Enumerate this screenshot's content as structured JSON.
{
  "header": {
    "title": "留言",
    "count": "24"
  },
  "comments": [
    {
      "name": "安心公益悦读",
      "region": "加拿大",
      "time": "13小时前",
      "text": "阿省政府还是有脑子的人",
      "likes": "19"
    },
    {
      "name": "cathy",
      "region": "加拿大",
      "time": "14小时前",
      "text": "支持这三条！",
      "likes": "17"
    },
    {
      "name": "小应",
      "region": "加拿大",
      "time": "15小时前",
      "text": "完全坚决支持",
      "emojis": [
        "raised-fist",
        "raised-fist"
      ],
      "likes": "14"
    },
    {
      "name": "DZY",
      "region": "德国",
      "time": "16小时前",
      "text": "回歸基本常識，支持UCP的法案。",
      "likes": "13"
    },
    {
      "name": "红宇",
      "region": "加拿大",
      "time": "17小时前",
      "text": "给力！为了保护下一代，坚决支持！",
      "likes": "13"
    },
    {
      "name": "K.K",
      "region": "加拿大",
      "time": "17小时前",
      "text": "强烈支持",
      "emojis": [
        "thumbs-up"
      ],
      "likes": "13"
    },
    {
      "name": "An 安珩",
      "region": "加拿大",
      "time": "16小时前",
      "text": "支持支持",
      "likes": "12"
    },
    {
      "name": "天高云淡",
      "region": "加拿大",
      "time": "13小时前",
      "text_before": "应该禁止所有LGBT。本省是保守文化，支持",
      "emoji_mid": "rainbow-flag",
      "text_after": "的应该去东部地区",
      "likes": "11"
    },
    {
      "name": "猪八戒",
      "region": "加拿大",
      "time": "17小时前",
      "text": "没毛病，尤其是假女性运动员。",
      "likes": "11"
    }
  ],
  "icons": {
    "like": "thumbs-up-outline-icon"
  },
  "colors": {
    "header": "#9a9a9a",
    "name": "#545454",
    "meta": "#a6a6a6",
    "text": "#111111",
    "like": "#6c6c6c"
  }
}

---------------

**WHAT THE TASK REQUIRES**
Reproduce the complete data exactly as presented above.

**REPLY TO THE EXERCISE**
Enumerate this screenshot's content as structured JSON.
{
  "header": {
    "title": "留言",
    "count": "24"
  },
  "comments": [
    {
      "name": "安心公益悦读",
      "region": "加拿大",
      "time": "13小时前",
      "text": "阿省政府还是有脑子的人",
      "likes": "19"
    },
    {
      "name": "cathy",
      "region": "加拿大",
      "time": "14小时前",
      "text": "支持这三条！",
      "likes": "17"
    },
    {
      "name": "小应",
      "region": "加拿大",
      "time": "15小时前",
      "text": "完全坚决支持",
      "emojis": [
        "raised-fist",
        "raised-fist"
      ],
      "likes": "14"
    },
    {
      "name": "DZY",
      "region": "德国",
      "time": "16小时前",
      "text": "回歸基本常識，支持UCP的法案。",
      "likes": "13"
    },
    {
      "name": "红宇",
      "region": "加拿大",
      "time": "17小时前",
      "text": "给力！为了保护下一代，坚决支持！",
      "likes": "13"
    },
    {
      "name": "K.K",
      "region": "加拿大",
      "time": "17小时前",
      "text": "强烈支持",
      "emojis": [
        "thumbs-up"
      ],
      "likes": "13"
    },
    {
      "name": "An 安珩",
      "region": "加拿大",
      "time": "16小时前",
      "text": "支持支持",
      "likes": "12"
    },
    {
      "name": "天高云淡",
      "region": "加拿大",
      "time": "13小时前",
      "text_before": "应该禁止所有LGBT。本省是保守文化，支持",
      "emoji_mid": "rainbow-flag",
      "text_after": "的应该去东部地区",
      "likes": "11"
    },
    {
      "name": "猪八戒",
      "region": "加拿大",
      "time": "17小时前",
      "text": "没毛病，尤其是假女性运动员。",
      "likes": "11"
    }
  ],
  "icons": {
    "like": "thumbs-up-outline-icon"
  },
  "colors": {
    "header": "#9a9a9a",
    "name": "#545454",
    "meta": "#a6a6a6",
    "text": "#111111",
    "like": "#6c6c6c"
  }
}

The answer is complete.